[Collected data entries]
(begin)
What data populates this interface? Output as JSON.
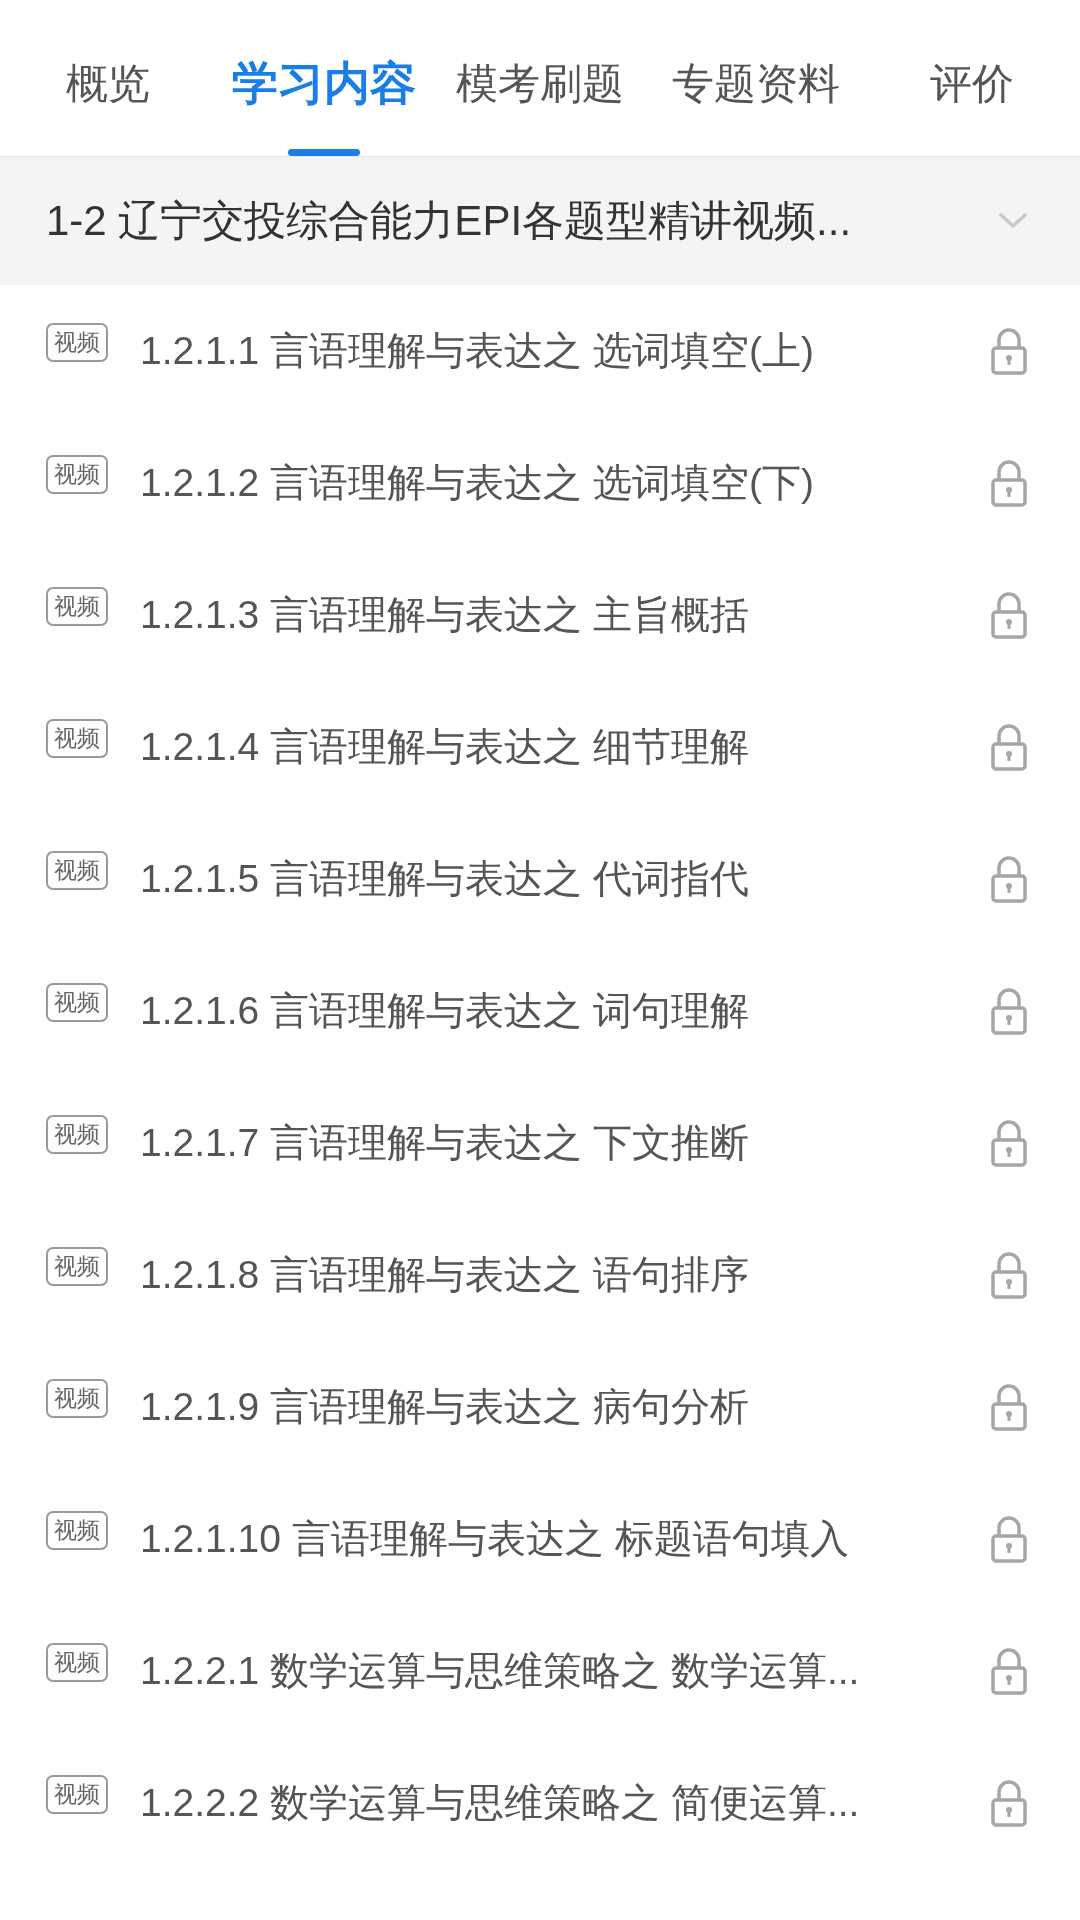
{
  "tabs": [
    {
      "label": "概览",
      "selected": false
    },
    {
      "label": "学习内容",
      "selected": true
    },
    {
      "label": "模考刷题",
      "selected": false
    },
    {
      "label": "专题资料",
      "selected": false
    },
    {
      "label": "评价",
      "selected": false
    }
  ],
  "chapter": {
    "title": "1-2 辽宁交投综合能力EPI各题型精讲视频...",
    "expanded": false
  },
  "lessons": [
    {
      "badge": "视频",
      "title": "1.2.1.1 言语理解与表达之 选词填空(上)",
      "locked": true
    },
    {
      "badge": "视频",
      "title": "1.2.1.2 言语理解与表达之 选词填空(下)",
      "locked": true
    },
    {
      "badge": "视频",
      "title": "1.2.1.3 言语理解与表达之 主旨概括",
      "locked": true
    },
    {
      "badge": "视频",
      "title": "1.2.1.4 言语理解与表达之 细节理解",
      "locked": true
    },
    {
      "badge": "视频",
      "title": "1.2.1.5 言语理解与表达之 代词指代",
      "locked": true
    },
    {
      "badge": "视频",
      "title": "1.2.1.6 言语理解与表达之 词句理解",
      "locked": true
    },
    {
      "badge": "视频",
      "title": "1.2.1.7 言语理解与表达之 下文推断",
      "locked": true
    },
    {
      "badge": "视频",
      "title": "1.2.1.8 言语理解与表达之 语句排序",
      "locked": true
    },
    {
      "badge": "视频",
      "title": "1.2.1.9 言语理解与表达之 病句分析",
      "locked": true
    },
    {
      "badge": "视频",
      "title": "1.2.1.10 言语理解与表达之 标题语句填入",
      "locked": true
    },
    {
      "badge": "视频",
      "title": "1.2.2.1 数学运算与思维策略之 数学运算...",
      "locked": true
    },
    {
      "badge": "视频",
      "title": "1.2.2.2 数学运算与思维策略之 简便运算...",
      "locked": true
    }
  ]
}
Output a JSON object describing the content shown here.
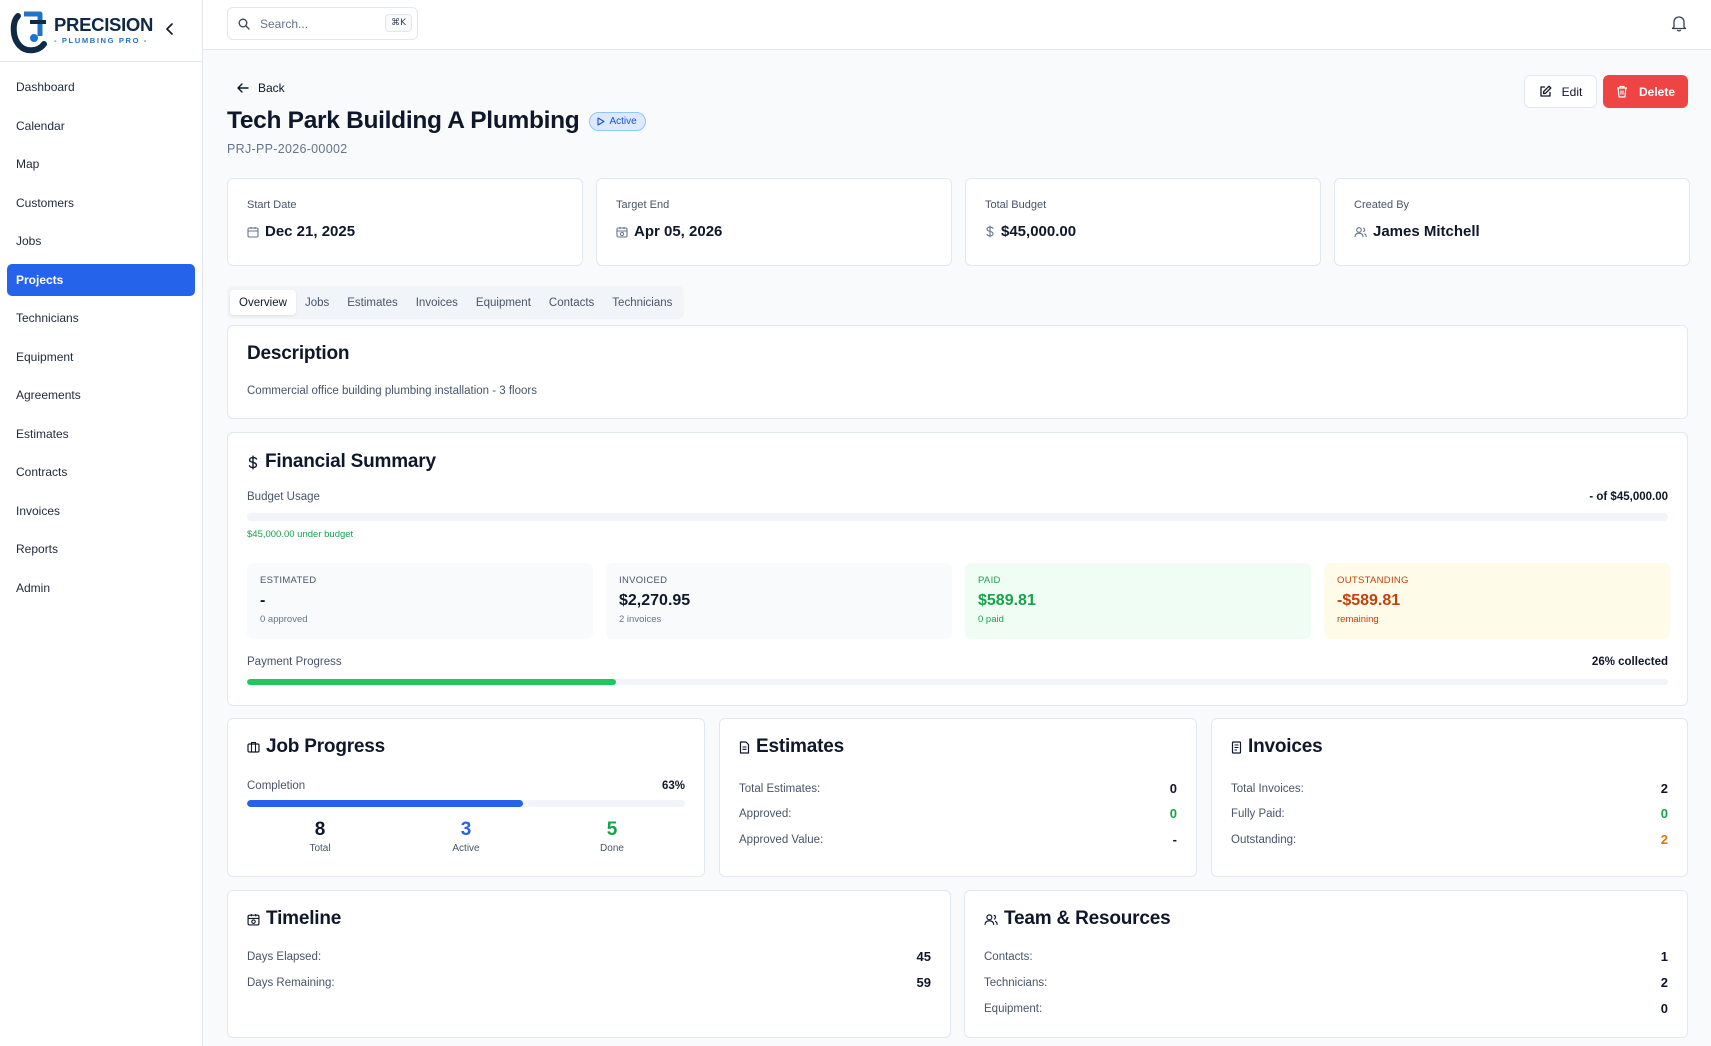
{
  "brand": {
    "name": "PRECISION",
    "tagline": "- PLUMBING PRO -"
  },
  "sidebar": {
    "items": [
      {
        "label": "Dashboard"
      },
      {
        "label": "Calendar"
      },
      {
        "label": "Map"
      },
      {
        "label": "Customers"
      },
      {
        "label": "Jobs"
      },
      {
        "label": "Projects",
        "active": true
      },
      {
        "label": "Technicians"
      },
      {
        "label": "Equipment"
      },
      {
        "label": "Agreements"
      },
      {
        "label": "Estimates"
      },
      {
        "label": "Contracts"
      },
      {
        "label": "Invoices"
      },
      {
        "label": "Reports"
      },
      {
        "label": "Admin"
      }
    ]
  },
  "search": {
    "placeholder": "Search...",
    "shortcut": "⌘K"
  },
  "header": {
    "back_label": "Back",
    "title": "Tech Park Building A Plumbing",
    "status": "Active",
    "project_number": "PRJ-PP-2026-00002",
    "edit_label": "Edit",
    "delete_label": "Delete"
  },
  "stats": [
    {
      "label": "Start Date",
      "value": "Dec 21, 2025",
      "icon": "calendar-icon"
    },
    {
      "label": "Target End",
      "value": "Apr 05, 2026",
      "icon": "calendar-clock-icon"
    },
    {
      "label": "Total Budget",
      "value": "$45,000.00",
      "icon": "dollar-icon"
    },
    {
      "label": "Created By",
      "value": "James Mitchell",
      "icon": "users-icon"
    }
  ],
  "tabs": [
    "Overview",
    "Jobs",
    "Estimates",
    "Invoices",
    "Equipment",
    "Contacts",
    "Technicians"
  ],
  "description": {
    "title": "Description",
    "text": "Commercial office building plumbing installation - 3 floors"
  },
  "financial": {
    "title": "Financial Summary",
    "budget_usage_label": "Budget Usage",
    "budget_usage_value": "- of $45,000.00",
    "budget_usage_fraction": 0,
    "under_budget": "$45,000.00 under budget",
    "tiles": {
      "estimated": {
        "label": "ESTIMATED",
        "value": "-",
        "sub": "0 approved"
      },
      "invoiced": {
        "label": "INVOICED",
        "value": "$2,270.95",
        "sub": "2 invoices"
      },
      "paid": {
        "label": "PAID",
        "value": "$589.81",
        "sub": "0 paid"
      },
      "outstanding": {
        "label": "OUTSTANDING",
        "value": "-$589.81",
        "sub": "remaining"
      }
    },
    "payment_progress_label": "Payment Progress",
    "payment_progress_value": "26% collected",
    "payment_progress_percent": 26
  },
  "job_progress": {
    "title": "Job Progress",
    "completion_label": "Completion",
    "completion_value": "63%",
    "completion_percent": 63,
    "total": "8",
    "total_label": "Total",
    "active": "3",
    "active_label": "Active",
    "done": "5",
    "done_label": "Done"
  },
  "estimates": {
    "title": "Estimates",
    "rows": [
      {
        "label": "Total Estimates:",
        "value": "0"
      },
      {
        "label": "Approved:",
        "value": "0"
      },
      {
        "label": "Approved Value:",
        "value": "-"
      }
    ]
  },
  "invoices": {
    "title": "Invoices",
    "rows": [
      {
        "label": "Total Invoices:",
        "value": "2"
      },
      {
        "label": "Fully Paid:",
        "value": "0"
      },
      {
        "label": "Outstanding:",
        "value": "2"
      }
    ]
  },
  "timeline": {
    "title": "Timeline",
    "rows": [
      {
        "label": "Days Elapsed:",
        "value": "45"
      },
      {
        "label": "Days Remaining:",
        "value": "59"
      }
    ]
  },
  "team": {
    "title": "Team & Resources",
    "rows": [
      {
        "label": "Contacts:",
        "value": "1"
      },
      {
        "label": "Technicians:",
        "value": "2"
      },
      {
        "label": "Equipment:",
        "value": "0"
      }
    ]
  },
  "colors": {
    "primary": "#2563eb",
    "danger": "#ef4444",
    "success": "#16a34a",
    "warning": "#d97706"
  }
}
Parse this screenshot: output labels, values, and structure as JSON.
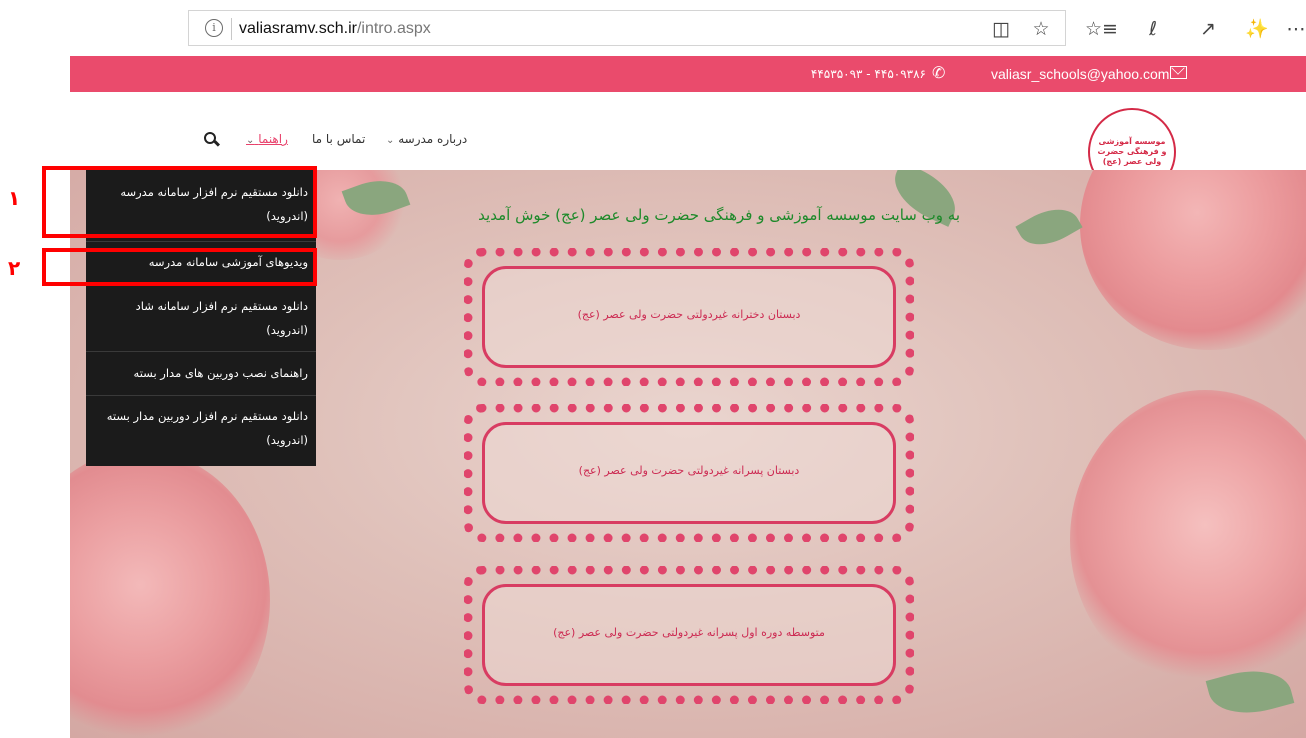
{
  "browser": {
    "url_host": "valiasramv.sch.ir",
    "url_path": "/intro.aspx",
    "icons": [
      "info-icon",
      "reading-view-icon",
      "star-icon",
      "favorites-list-icon",
      "pen-icon",
      "share-icon",
      "extension-icon",
      "more-icon"
    ]
  },
  "topbar": {
    "phones": "۴۴۵۳۵۰۹۳ - ۴۴۵۰۹۳۸۶",
    "email": "valiasr_schools@yahoo.com",
    "color": "#ea4b6c"
  },
  "nav": {
    "items": [
      {
        "label": "درباره مدرسه",
        "has_dropdown": true
      },
      {
        "label": "تماس با ما",
        "has_dropdown": false
      },
      {
        "label": "راهنما",
        "has_dropdown": true,
        "active": true
      }
    ]
  },
  "logo": {
    "text": "موسسه آموزشی و فرهنگی حضرت ولی عصر (عج)"
  },
  "hero": {
    "welcome": "به وب سایت موسسه آموزشی و فرهنگی حضرت ولی عصر (عج) خوش آمدید"
  },
  "schools": [
    {
      "label": "دبستان دخترانه غیردولتی حضرت ولی عصر (عج)"
    },
    {
      "label": "دبستان پسرانه غیردولتی حضرت ولی عصر (عج)"
    },
    {
      "label": "متوسطه دوره اول پسرانه غیردولتی حضرت ولی عصر (عج)"
    }
  ],
  "dropdown": {
    "items": [
      {
        "label": "دانلود مستقیم نرم افزار سامانه مدرسه (اندروید)"
      },
      {
        "label": "ویدیوهای آموزشی سامانه مدرسه"
      },
      {
        "label": "دانلود مستقیم نرم افزار سامانه شاد (اندروید)"
      },
      {
        "label": "راهنمای نصب دوربین های مدار بسته"
      },
      {
        "label": "دانلود مستقیم نرم افزار دوربین مدار بسته (اندروید)"
      }
    ]
  },
  "annotations": [
    {
      "number": "۱"
    },
    {
      "number": "۲"
    }
  ]
}
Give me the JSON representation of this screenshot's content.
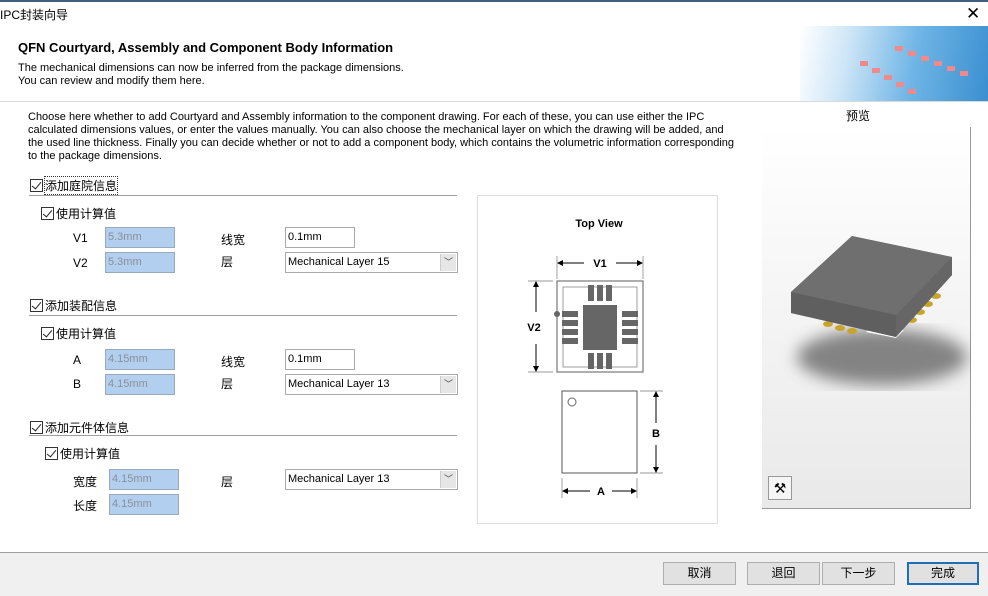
{
  "window": {
    "title": "IPC封装向导",
    "close_icon": "close-icon"
  },
  "header": {
    "title": "QFN Courtyard, Assembly and Component Body Information",
    "desc1": "The mechanical dimensions can now be inferred from the package dimensions.",
    "desc2": "You can review and modify them here."
  },
  "intro": "Choose here whether to add Courtyard and Assembly information to the component drawing. For each of these, you can use either the IPC calculated dimensions values, or enter the values manually. You can also choose the mechanical layer on which the drawing will be added, and the used line thickness. Finally you can decide whether or not to add a component body, which contains the volumetric information corresponding to the package dimensions.",
  "courtyard": {
    "label": "添加庭院信息",
    "checked": true,
    "use_calc": "使用计算值",
    "use_calc_checked": true,
    "v1_label": "V1",
    "v1": "5.3mm",
    "v2_label": "V2",
    "v2": "5.3mm",
    "width_label": "线宽",
    "width": "0.1mm",
    "layer_label": "层",
    "layer": "Mechanical Layer 15"
  },
  "assembly": {
    "label": "添加装配信息",
    "checked": true,
    "use_calc": "使用计算值",
    "use_calc_checked": true,
    "a_label": "A",
    "a": "4.15mm",
    "b_label": "B",
    "b": "4.15mm",
    "width_label": "线宽",
    "width": "0.1mm",
    "layer_label": "层",
    "layer": "Mechanical Layer 13"
  },
  "body": {
    "label": "添加元件体信息",
    "checked": true,
    "use_calc": "使用计算值",
    "use_calc_checked": true,
    "w_label": "宽度",
    "w": "4.15mm",
    "l_label": "长度",
    "l": "4.15mm",
    "layer_label": "层",
    "layer": "Mechanical Layer 13"
  },
  "diagram": {
    "title": "Top View",
    "v1": "V1",
    "v2": "V2",
    "a": "A",
    "b": "B"
  },
  "preview": {
    "label": "预览",
    "tool_icon": "hammer-filter-icon"
  },
  "footer": {
    "cancel": "取消",
    "back": "退回",
    "next": "下一步",
    "finish": "完成"
  },
  "colors": {
    "readonly_field": "#b3cff0",
    "primary_border": "#1e6fb8",
    "chip_body": "#6e6e6e",
    "pins": "#c8a52a"
  }
}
(end)
# [Task instructions]
From the entries above, extract every line where the word "افزار" appears.

# [The completed task]
        "label": "دانلود مستقیم نرم افزار سامانه مدرسه (اندروید)"
        "label": "دانلود مستقیم نرم افزار سامانه شاد (اندروید)"
        "label": "دانلود مستقیم نرم افزار دوربین مدار بسته (اندروید)"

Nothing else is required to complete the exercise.